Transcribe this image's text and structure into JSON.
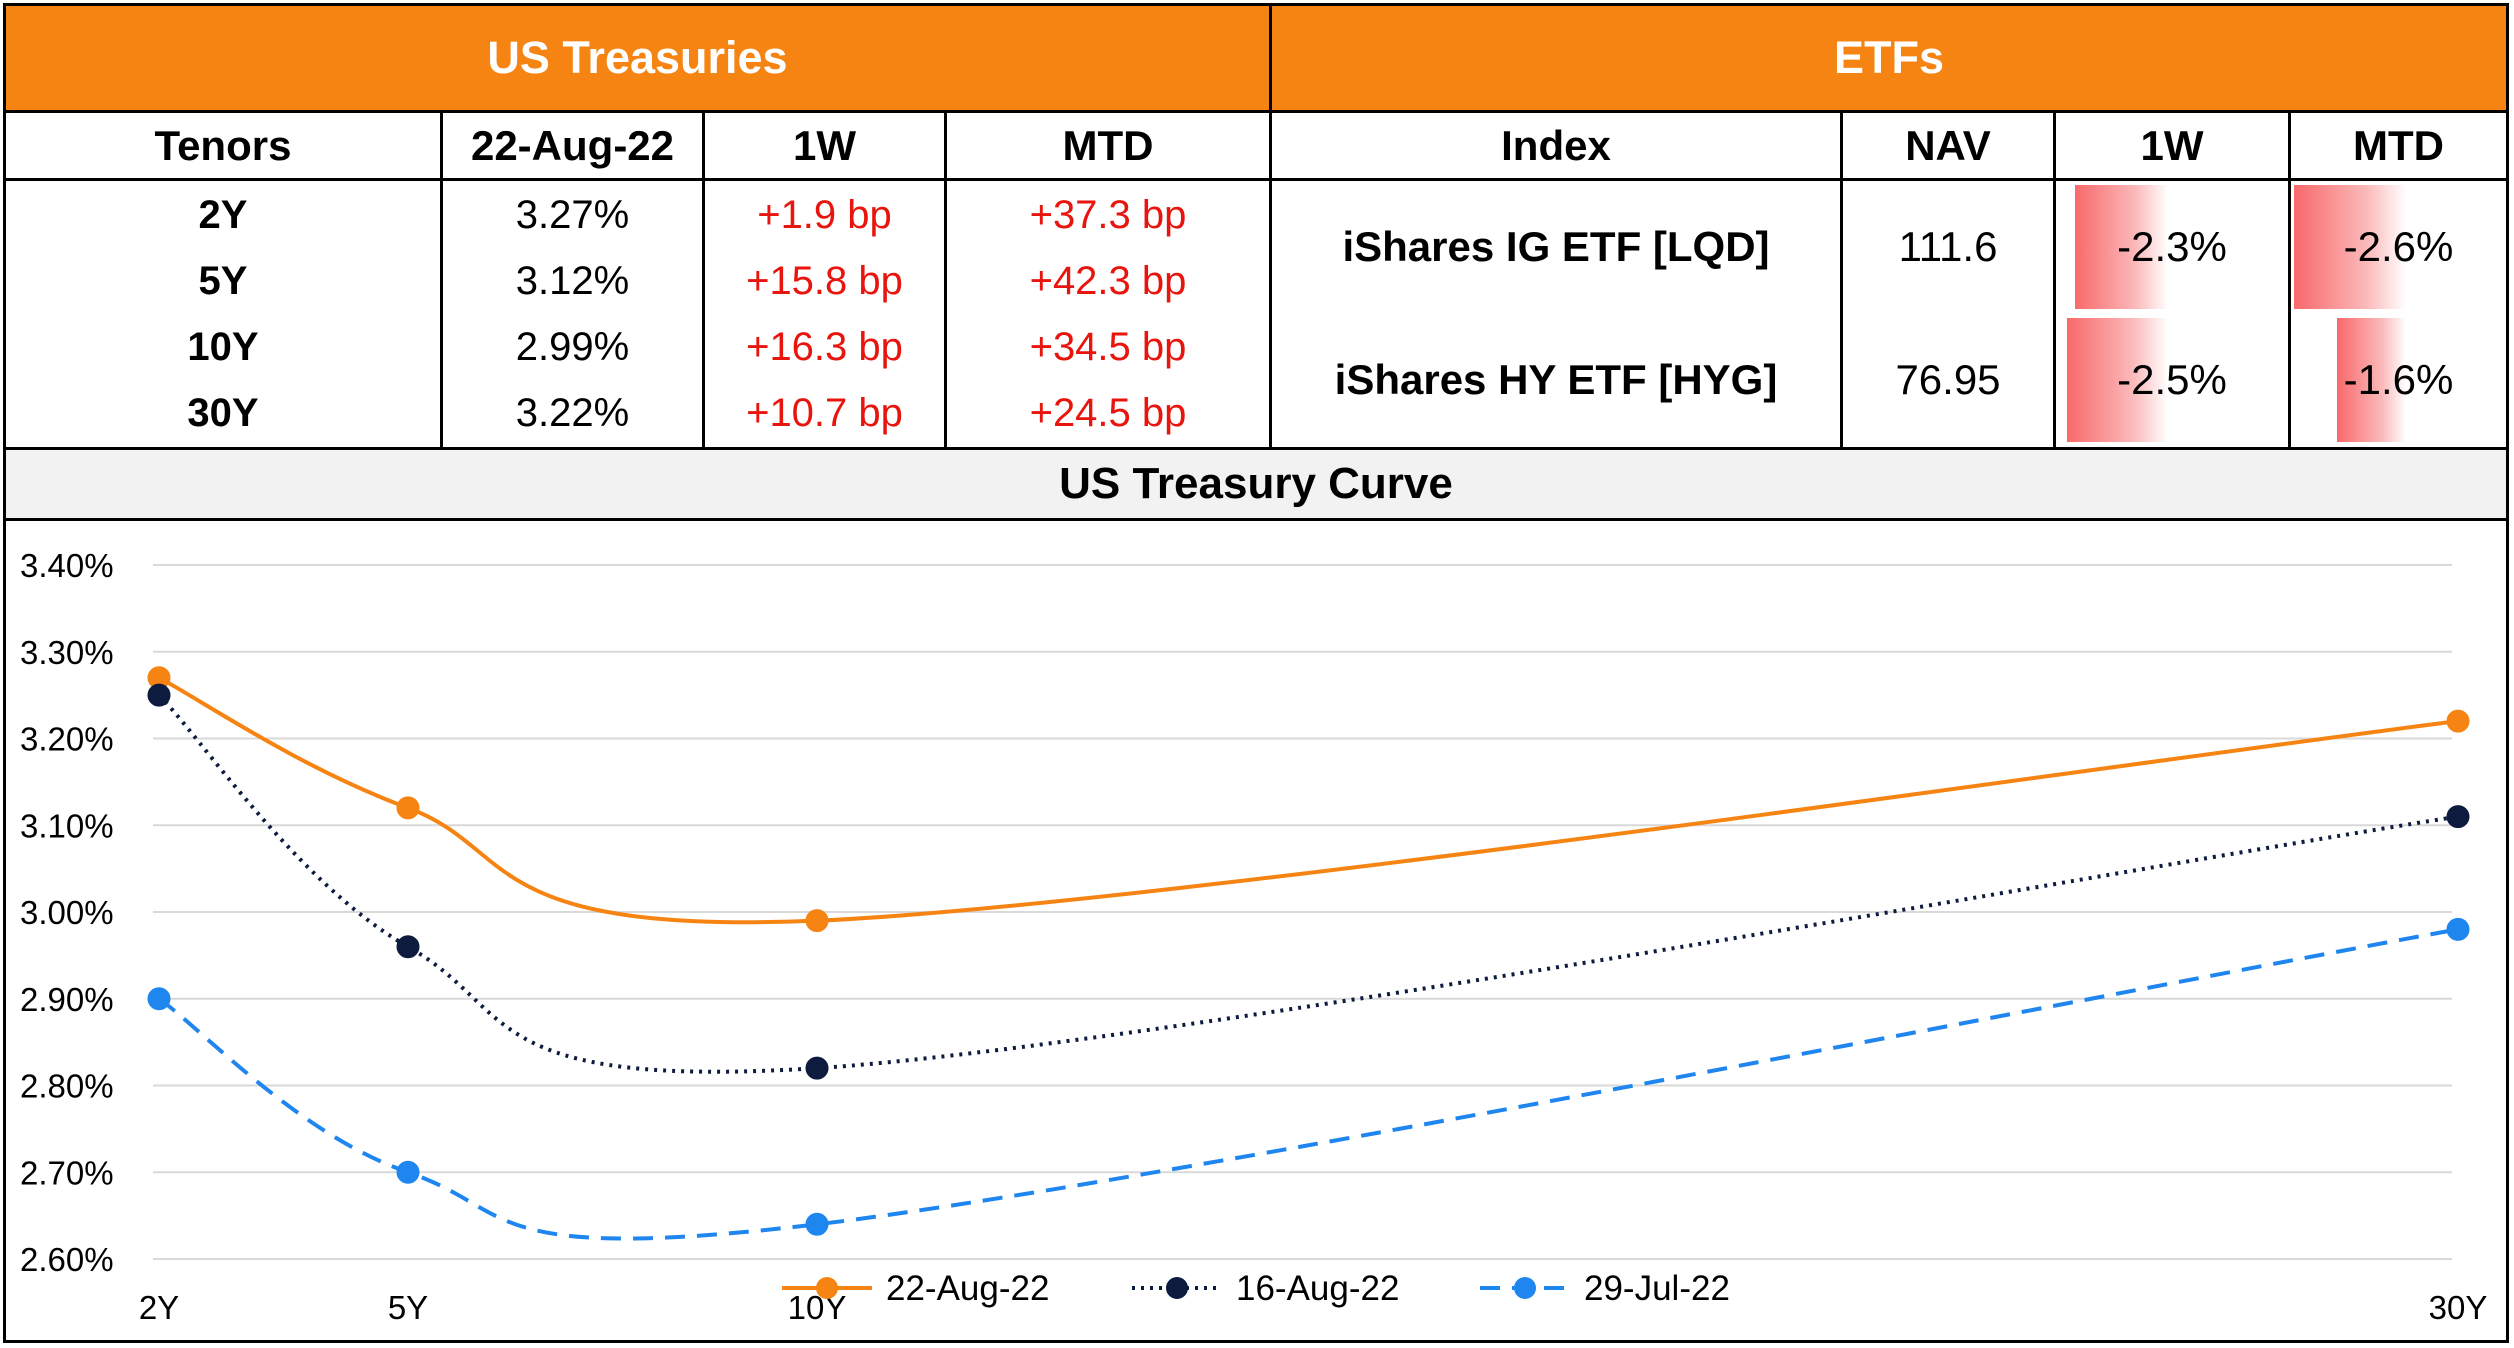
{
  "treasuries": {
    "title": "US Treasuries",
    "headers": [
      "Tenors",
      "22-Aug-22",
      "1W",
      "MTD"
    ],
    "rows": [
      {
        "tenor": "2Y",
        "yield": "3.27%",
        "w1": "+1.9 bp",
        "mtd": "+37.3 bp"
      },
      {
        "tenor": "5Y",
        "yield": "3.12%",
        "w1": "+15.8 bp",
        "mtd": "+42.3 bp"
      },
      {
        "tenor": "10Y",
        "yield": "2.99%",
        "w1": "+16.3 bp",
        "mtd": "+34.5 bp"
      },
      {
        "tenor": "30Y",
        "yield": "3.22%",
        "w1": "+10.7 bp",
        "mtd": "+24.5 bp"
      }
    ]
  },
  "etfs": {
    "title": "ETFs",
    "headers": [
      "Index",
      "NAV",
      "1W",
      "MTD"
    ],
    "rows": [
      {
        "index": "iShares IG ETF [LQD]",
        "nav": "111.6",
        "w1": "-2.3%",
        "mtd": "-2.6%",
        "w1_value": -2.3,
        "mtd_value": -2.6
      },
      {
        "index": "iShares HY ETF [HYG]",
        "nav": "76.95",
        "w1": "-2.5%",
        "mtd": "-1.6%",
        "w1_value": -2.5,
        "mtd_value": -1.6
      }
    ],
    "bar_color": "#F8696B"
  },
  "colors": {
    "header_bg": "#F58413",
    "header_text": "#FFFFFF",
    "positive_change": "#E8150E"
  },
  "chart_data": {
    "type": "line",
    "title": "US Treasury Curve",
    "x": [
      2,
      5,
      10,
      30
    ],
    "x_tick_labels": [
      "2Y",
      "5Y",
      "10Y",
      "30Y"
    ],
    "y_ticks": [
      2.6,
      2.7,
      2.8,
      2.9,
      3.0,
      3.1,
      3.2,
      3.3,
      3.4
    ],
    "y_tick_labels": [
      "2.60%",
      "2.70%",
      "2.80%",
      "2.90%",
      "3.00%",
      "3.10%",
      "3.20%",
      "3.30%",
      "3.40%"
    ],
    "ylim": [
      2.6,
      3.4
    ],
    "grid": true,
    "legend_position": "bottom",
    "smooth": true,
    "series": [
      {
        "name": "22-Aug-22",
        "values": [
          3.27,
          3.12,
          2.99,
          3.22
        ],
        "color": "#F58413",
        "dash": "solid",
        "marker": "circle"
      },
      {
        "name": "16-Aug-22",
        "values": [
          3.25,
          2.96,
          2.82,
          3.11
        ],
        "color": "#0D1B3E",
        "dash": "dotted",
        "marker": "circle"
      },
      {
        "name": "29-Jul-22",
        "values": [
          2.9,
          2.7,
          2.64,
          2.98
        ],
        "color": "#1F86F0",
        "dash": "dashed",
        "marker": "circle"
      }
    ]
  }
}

________________________________________

- DIRECTIONS FOR THIS TASK:
Reproduce every record above exactly, but leave out the pictures.

- EXERCISE RESPONSE:
Transcribe this image's text and structure into JSON.
{
  "treasuries": {
    "title": "US Treasuries",
    "headers": [
      "Tenors",
      "22-Aug-22",
      "1W",
      "MTD"
    ],
    "rows": [
      {
        "tenor": "2Y",
        "yield": "3.27%",
        "w1": "+1.9 bp",
        "mtd": "+37.3 bp"
      },
      {
        "tenor": "5Y",
        "yield": "3.12%",
        "w1": "+15.8 bp",
        "mtd": "+42.3 bp"
      },
      {
        "tenor": "10Y",
        "yield": "2.99%",
        "w1": "+16.3 bp",
        "mtd": "+34.5 bp"
      },
      {
        "tenor": "30Y",
        "yield": "3.22%",
        "w1": "+10.7 bp",
        "mtd": "+24.5 bp"
      }
    ]
  },
  "etfs": {
    "title": "ETFs",
    "headers": [
      "Index",
      "NAV",
      "1W",
      "MTD"
    ],
    "rows": [
      {
        "index": "iShares IG ETF [LQD]",
        "nav": "111.6",
        "w1": "-2.3%",
        "mtd": "-2.6%",
        "w1_value": -2.3,
        "mtd_value": -2.6
      },
      {
        "index": "iShares HY ETF [HYG]",
        "nav": "76.95",
        "w1": "-2.5%",
        "mtd": "-1.6%",
        "w1_value": -2.5,
        "mtd_value": -1.6
      }
    ],
    "bar_color": "#F8696B"
  },
  "colors": {
    "header_bg": "#F58413",
    "header_text": "#FFFFFF",
    "positive_change": "#E8150E"
  },
  "chart_data": {
    "type": "line",
    "title": "US Treasury Curve",
    "x": [
      2,
      5,
      10,
      30
    ],
    "x_tick_labels": [
      "2Y",
      "5Y",
      "10Y",
      "30Y"
    ],
    "y_ticks": [
      2.6,
      2.7,
      2.8,
      2.9,
      3.0,
      3.1,
      3.2,
      3.3,
      3.4
    ],
    "y_tick_labels": [
      "2.60%",
      "2.70%",
      "2.80%",
      "2.90%",
      "3.00%",
      "3.10%",
      "3.20%",
      "3.30%",
      "3.40%"
    ],
    "ylim": [
      2.6,
      3.4
    ],
    "grid": true,
    "legend_position": "bottom",
    "smooth": true,
    "series": [
      {
        "name": "22-Aug-22",
        "values": [
          3.27,
          3.12,
          2.99,
          3.22
        ],
        "color": "#F58413",
        "dash": "solid",
        "marker": "circle"
      },
      {
        "name": "16-Aug-22",
        "values": [
          3.25,
          2.96,
          2.82,
          3.11
        ],
        "color": "#0D1B3E",
        "dash": "dotted",
        "marker": "circle"
      },
      {
        "name": "29-Jul-22",
        "values": [
          2.9,
          2.7,
          2.64,
          2.98
        ],
        "color": "#1F86F0",
        "dash": "dashed",
        "marker": "circle"
      }
    ]
  }
}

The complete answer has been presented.